*WHAT YOU HAVE TO DO:*
Repeat each entry exactly and drop the pictures.

[Extracted records]
= = =
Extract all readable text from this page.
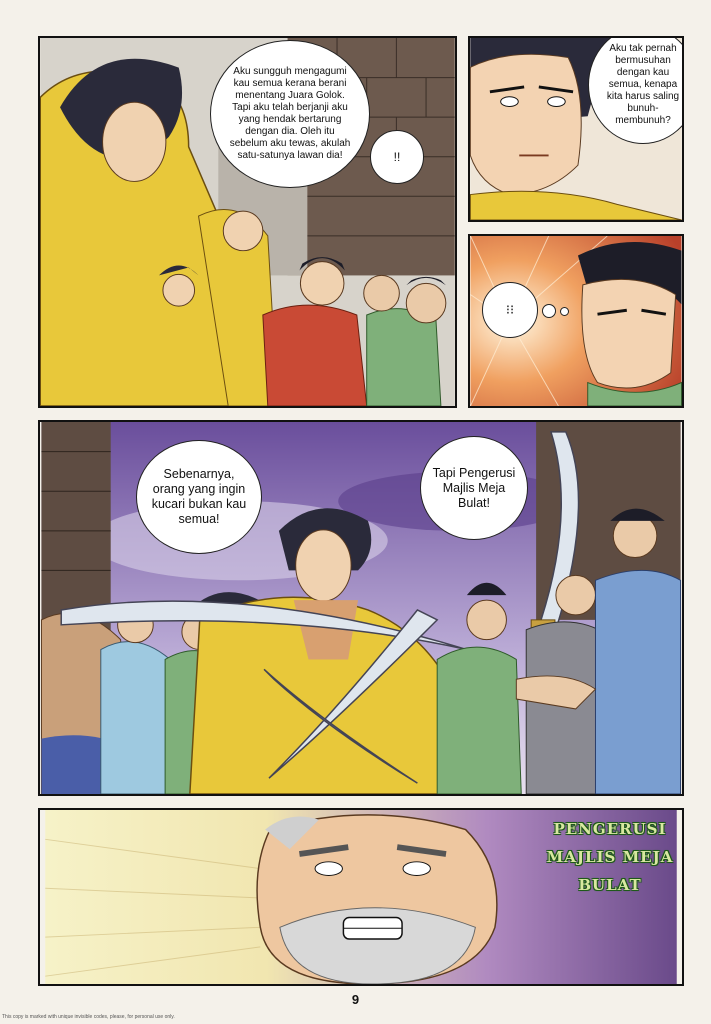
Aku sungguh mengagumi kau semua kerana berani menentang Juara Golok. Tapi aku telah berjanji aku yang hendak bertarung dengan dia. Oleh itu sebelum aku tewas, akulah satu-satunya lawan dia!	!!
Aku tak pernah bermusuhan dengan kau semua, kenapa kita harus saling bunuh-membunuh?
⁝⁝
Sebenarnya, orang yang ingin kucari bukan kau semua!
Tapi Pengerusi Majlis Meja Bulat!
PENGERUSI
MAJLIS MEJA
BULAT
9
This copy is marked with unique invisible codes, please, for personal use only.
= = =
*WRITTEN REPLY:*
Extract all readable text from this page.
Aku sungguh mengagumi kau semua kerana berani menentang Juara Golok. Tapi aku telah berjanji aku yang hendak bertarung dengan dia. Oleh itu sebelum aku tewas, akulah satu-satunya lawan dia!	!!
Aku tak pernah bermusuhan dengan kau semua, kenapa kita harus saling bunuh-membunuh?
⁝⁝
Sebenarnya, orang yang ingin kucari bukan kau semua!
Tapi Pengerusi Majlis Meja Bulat!
PENGERUSI
MAJLIS MEJA
BULAT
9
This copy is marked with unique invisible codes, please, for personal use only.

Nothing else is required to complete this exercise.